● TASK REQUIREMENTS: Write out the whole of the material exactly.
┄┄┄┄┄┄┄┄┄┄┄┄┄┄┄┄┄┄┄┄
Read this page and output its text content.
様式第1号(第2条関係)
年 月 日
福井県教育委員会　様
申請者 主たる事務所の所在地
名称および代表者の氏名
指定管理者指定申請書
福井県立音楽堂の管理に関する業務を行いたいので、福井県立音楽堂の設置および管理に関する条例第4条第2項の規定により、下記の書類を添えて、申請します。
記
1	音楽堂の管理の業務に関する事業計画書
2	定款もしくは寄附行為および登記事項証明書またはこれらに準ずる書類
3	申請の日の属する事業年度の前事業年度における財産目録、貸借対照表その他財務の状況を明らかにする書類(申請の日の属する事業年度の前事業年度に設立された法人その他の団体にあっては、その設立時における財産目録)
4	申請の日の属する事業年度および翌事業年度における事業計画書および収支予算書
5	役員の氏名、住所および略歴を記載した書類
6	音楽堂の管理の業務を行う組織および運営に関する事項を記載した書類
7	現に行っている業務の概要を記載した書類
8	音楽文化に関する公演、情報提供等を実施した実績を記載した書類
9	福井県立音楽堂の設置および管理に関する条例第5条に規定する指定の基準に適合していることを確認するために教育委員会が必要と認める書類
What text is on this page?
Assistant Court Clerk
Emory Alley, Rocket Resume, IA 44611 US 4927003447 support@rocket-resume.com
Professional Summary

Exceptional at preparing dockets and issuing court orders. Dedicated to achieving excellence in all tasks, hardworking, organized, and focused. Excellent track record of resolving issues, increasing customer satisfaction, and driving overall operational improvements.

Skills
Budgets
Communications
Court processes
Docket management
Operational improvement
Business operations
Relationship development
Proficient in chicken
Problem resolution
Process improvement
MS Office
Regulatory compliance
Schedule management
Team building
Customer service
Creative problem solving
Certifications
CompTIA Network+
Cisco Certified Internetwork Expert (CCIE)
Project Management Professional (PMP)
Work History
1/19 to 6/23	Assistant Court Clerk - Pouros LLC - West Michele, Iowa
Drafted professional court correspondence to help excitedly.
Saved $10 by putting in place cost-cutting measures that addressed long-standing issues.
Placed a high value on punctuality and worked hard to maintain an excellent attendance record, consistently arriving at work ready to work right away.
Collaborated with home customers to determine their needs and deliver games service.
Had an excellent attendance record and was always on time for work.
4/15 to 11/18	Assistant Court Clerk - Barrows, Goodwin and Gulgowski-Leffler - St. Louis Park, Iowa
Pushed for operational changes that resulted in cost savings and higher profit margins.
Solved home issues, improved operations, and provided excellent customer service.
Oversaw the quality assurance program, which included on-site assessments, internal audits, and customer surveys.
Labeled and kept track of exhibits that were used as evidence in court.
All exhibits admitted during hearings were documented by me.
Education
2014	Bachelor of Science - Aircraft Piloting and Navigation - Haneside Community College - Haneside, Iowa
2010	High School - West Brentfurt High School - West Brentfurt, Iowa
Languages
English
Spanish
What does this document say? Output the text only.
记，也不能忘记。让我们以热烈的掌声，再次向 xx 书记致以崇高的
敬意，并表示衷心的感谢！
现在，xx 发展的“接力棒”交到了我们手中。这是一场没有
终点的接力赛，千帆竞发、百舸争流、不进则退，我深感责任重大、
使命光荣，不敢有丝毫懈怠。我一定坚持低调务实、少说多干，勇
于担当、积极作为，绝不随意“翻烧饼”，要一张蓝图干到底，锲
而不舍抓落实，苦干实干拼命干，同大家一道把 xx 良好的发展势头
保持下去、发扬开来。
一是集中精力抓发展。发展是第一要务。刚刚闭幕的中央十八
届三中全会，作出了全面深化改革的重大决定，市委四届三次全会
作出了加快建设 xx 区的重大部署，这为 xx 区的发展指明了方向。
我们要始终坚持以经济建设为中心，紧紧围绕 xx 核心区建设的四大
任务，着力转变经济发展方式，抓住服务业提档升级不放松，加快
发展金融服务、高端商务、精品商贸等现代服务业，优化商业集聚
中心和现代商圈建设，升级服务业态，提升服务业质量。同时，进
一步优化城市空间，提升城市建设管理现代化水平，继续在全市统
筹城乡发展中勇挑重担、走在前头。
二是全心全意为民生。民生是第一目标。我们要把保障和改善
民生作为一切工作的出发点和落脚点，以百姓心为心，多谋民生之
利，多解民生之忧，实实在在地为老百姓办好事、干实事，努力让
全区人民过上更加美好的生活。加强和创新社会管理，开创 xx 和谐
┄┄┄┄┄┄┄┄┄┄┄┄┄┄┄┄┄┄┄┄
● SOLUTION TO THE EXERCISE:
Read this page and output its text content.
様式第1号(第2条関係)
年 月 日
福井県教育委員会　様
申請者 主たる事務所の所在地
名称および代表者の氏名
指定管理者指定申請書
福井県立音楽堂の管理に関する業務を行いたいので、福井県立音楽堂の設置および管理に関する条例第4条第2項の規定により、下記の書類を添えて、申請します。
記
1	音楽堂の管理の業務に関する事業計画書
2	定款もしくは寄附行為および登記事項証明書またはこれらに準ずる書類
3	申請の日の属する事業年度の前事業年度における財産目録、貸借対照表その他財務の状況を明らかにする書類(申請の日の属する事業年度の前事業年度に設立された法人その他の団体にあっては、その設立時における財産目録)
4	申請の日の属する事業年度および翌事業年度における事業計画書および収支予算書
5	役員の氏名、住所および略歴を記載した書類
6	音楽堂の管理の業務を行う組織および運営に関する事項を記載した書類
7	現に行っている業務の概要を記載した書類
8	音楽文化に関する公演、情報提供等を実施した実績を記載した書類
9	福井県立音楽堂の設置および管理に関する条例第5条に規定する指定の基準に適合していることを確認するために教育委員会が必要と認める書類
What text is on this page?
Assistant Court Clerk
Emory Alley, Rocket Resume, IA 44611 US 4927003447 support@rocket-resume.com
Professional Summary

Exceptional at preparing dockets and issuing court orders. Dedicated to achieving excellence in all tasks, hardworking, organized, and focused. Excellent track record of resolving issues, increasing customer satisfaction, and driving overall operational improvements.

Skills
Budgets
Communications
Court processes
Docket management
Operational improvement
Business operations
Relationship development
Proficient in chicken
Problem resolution
Process improvement
MS Office
Regulatory compliance
Schedule management
Team building
Customer service
Creative problem solving
Certifications
CompTIA Network+
Cisco Certified Internetwork Expert (CCIE)
Project Management Professional (PMP)
Work History
1/19 to 6/23	Assistant Court Clerk - Pouros LLC - West Michele, Iowa
Drafted professional court correspondence to help excitedly.
Saved $10 by putting in place cost-cutting measures that addressed long-standing issues.
Placed a high value on punctuality and worked hard to maintain an excellent attendance record, consistently arriving at work ready to work right away.
Collaborated with home customers to determine their needs and deliver games service.
Had an excellent attendance record and was always on time for work.
4/15 to 11/18	Assistant Court Clerk - Barrows, Goodwin and Gulgowski-Leffler - St. Louis Park, Iowa
Pushed for operational changes that resulted in cost savings and higher profit margins.
Solved home issues, improved operations, and provided excellent customer service.
Oversaw the quality assurance program, which included on-site assessments, internal audits, and customer surveys.
Labeled and kept track of exhibits that were used as evidence in court.
All exhibits admitted during hearings were documented by me.
Education
2014	Bachelor of Science - Aircraft Piloting and Navigation - Haneside Community College - Haneside, Iowa
2010	High School - West Brentfurt High School - West Brentfurt, Iowa
Languages
English
Spanish
What does this document say? Output the text only.
记，也不能忘记。让我们以热烈的掌声，再次向 xx 书记致以崇高的
敬意，并表示衷心的感谢！
现在，xx 发展的“接力棒”交到了我们手中。这是一场没有
终点的接力赛，千帆竞发、百舸争流、不进则退，我深感责任重大、
使命光荣，不敢有丝毫懈怠。我一定坚持低调务实、少说多干，勇
于担当、积极作为，绝不随意“翻烧饼”，要一张蓝图干到底，锲
而不舍抓落实，苦干实干拼命干，同大家一道把 xx 良好的发展势头
保持下去、发扬开来。
一是集中精力抓发展。发展是第一要务。刚刚闭幕的中央十八
届三中全会，作出了全面深化改革的重大决定，市委四届三次全会
作出了加快建设 xx 区的重大部署，这为 xx 区的发展指明了方向。
我们要始终坚持以经济建设为中心，紧紧围绕 xx 核心区建设的四大
任务，着力转变经济发展方式，抓住服务业提档升级不放松，加快
发展金融服务、高端商务、精品商贸等现代服务业，优化商业集聚
中心和现代商圈建设，升级服务业态，提升服务业质量。同时，进
一步优化城市空间，提升城市建设管理现代化水平，继续在全市统
筹城乡发展中勇挑重担、走在前头。
二是全心全意为民生。民生是第一目标。我们要把保障和改善
民生作为一切工作的出发点和落脚点，以百姓心为心，多谋民生之
利，多解民生之忧，实实在在地为老百姓办好事、干实事，努力让
全区人民过上更加美好的生活。加强和创新社会管理，开创 xx 和谐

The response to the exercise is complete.